◆ **Required task**: Write out each line in which the string "Expenditure" is present.

•••••

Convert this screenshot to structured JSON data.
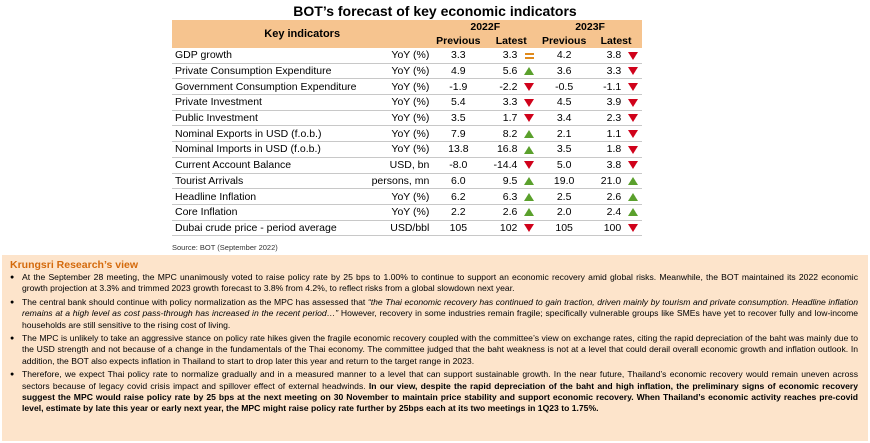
{
  "title": "BOT’s forecast of key economic indicators",
  "table": {
    "head_label": "Key indicators",
    "groups": [
      "2022F",
      "2023F"
    ],
    "subheads": [
      "Previous",
      "Latest",
      "Previous",
      "Latest"
    ],
    "rows": [
      {
        "name": "GDP growth",
        "unit": "YoY (%)",
        "p22": "3.3",
        "l22": "3.3",
        "m22": "same",
        "p23": "4.2",
        "l23": "3.8",
        "m23": "down"
      },
      {
        "name": "Private Consumption Expenditure",
        "unit": "YoY (%)",
        "p22": "4.9",
        "l22": "5.6",
        "m22": "up",
        "p23": "3.6",
        "l23": "3.3",
        "m23": "down"
      },
      {
        "name": "Government Consumption Expenditure",
        "unit": "YoY (%)",
        "p22": "-1.9",
        "l22": "-2.2",
        "m22": "down",
        "p23": "-0.5",
        "l23": "-1.1",
        "m23": "down"
      },
      {
        "name": "Private Investment",
        "unit": "YoY (%)",
        "p22": "5.4",
        "l22": "3.3",
        "m22": "down",
        "p23": "4.5",
        "l23": "3.9",
        "m23": "down"
      },
      {
        "name": "Public Investment",
        "unit": "YoY (%)",
        "p22": "3.5",
        "l22": "1.7",
        "m22": "down",
        "p23": "3.4",
        "l23": "2.3",
        "m23": "down"
      },
      {
        "name": "Nominal Exports in USD (f.o.b.)",
        "unit": "YoY (%)",
        "p22": "7.9",
        "l22": "8.2",
        "m22": "up",
        "p23": "2.1",
        "l23": "1.1",
        "m23": "down"
      },
      {
        "name": "Nominal Imports in USD (f.o.b.)",
        "unit": "YoY (%)",
        "p22": "13.8",
        "l22": "16.8",
        "m22": "up",
        "p23": "3.5",
        "l23": "1.8",
        "m23": "down"
      },
      {
        "name": "Current Account Balance",
        "unit": "USD, bn",
        "p22": "-8.0",
        "l22": "-14.4",
        "m22": "down",
        "p23": "5.0",
        "l23": "3.8",
        "m23": "down"
      },
      {
        "name": "Tourist Arrivals",
        "unit": "persons, mn",
        "p22": "6.0",
        "l22": "9.5",
        "m22": "up",
        "p23": "19.0",
        "l23": "21.0",
        "m23": "up"
      },
      {
        "name": "Headline Inflation",
        "unit": "YoY (%)",
        "p22": "6.2",
        "l22": "6.3",
        "m22": "up",
        "p23": "2.5",
        "l23": "2.6",
        "m23": "up"
      },
      {
        "name": "Core Inflation",
        "unit": "YoY (%)",
        "p22": "2.2",
        "l22": "2.6",
        "m22": "up",
        "p23": "2.0",
        "l23": "2.4",
        "m23": "up"
      },
      {
        "name": "Dubai crude price - period average",
        "unit": "USD/bbl",
        "p22": "105",
        "l22": "102",
        "m22": "down",
        "p23": "105",
        "l23": "100",
        "m23": "down"
      }
    ]
  },
  "source": "Source: BOT (September 2022)",
  "view": {
    "title": "Krungsri Research’s view",
    "b1": "At the September 28 meeting, the MPC unanimously voted to raise policy rate by 25 bps to 1.00% to continue to support an economic recovery amid global risks. Meanwhile, the BOT maintained its 2022 economic growth projection at 3.3% and trimmed 2023 growth forecast to 3.8% from 4.2%, to reflect risks from a global slowdown next year.",
    "b2a": "The central bank should continue with policy normalization as the MPC has assessed that ",
    "b2b": "“the Thai economic recovery has continued to gain traction, driven mainly by tourism and private consumption. Headline inflation remains at a high level as cost pass-through has increased in the recent period…”",
    "b2c": " However, recovery in some industries remain fragile; specifically vulnerable groups like SMEs have yet to recover fully and low-income households are still sensitive to the rising cost of living.",
    "b3": "The MPC is unlikely to take an aggressive stance on policy rate hikes given the fragile economic recovery coupled with the committee’s view on exchange rates, citing the rapid depreciation of the baht was mainly due to the USD strength and not because of a change in the fundamentals of the Thai economy. The committee judged that the baht weakness is not at a level that could derail overall economic growth and inflation outlook. In addition, the BOT also expects inflation in Thailand to start to drop later this year and return to the target range in 2023.",
    "b4a": "Therefore, we expect Thai policy rate to normalize gradually and in a measured manner to a level that can support sustainable growth. In the near future, Thailand’s economic recovery would remain uneven across sectors because of legacy covid crisis impact  and spillover effect of external headwinds. ",
    "b4b": "In our view, despite the rapid depreciation of the baht and high inflation, the preliminary signs of economic recovery suggest the MPC would raise policy rate by 25 bps at the next meeting on 30 November to maintain price stability and support economic recovery. When Thailand’s economic activity reaches pre-covid level, estimate by late this year or early next year, the MPC might raise policy rate further by 25bps each at its two meetings in 1Q23 to 1.75%."
  },
  "colors": {
    "up": "#5aa02c",
    "down": "#d0021b",
    "same": "#e08a1c",
    "header": "#f6c48f",
    "panel": "#fde4cb",
    "accent": "#d46a0c"
  }
}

•••••

◆ **Reply to the exercise**:
        "name": "Private Consumption Expenditure",
        "name": "Government Consumption Expenditure",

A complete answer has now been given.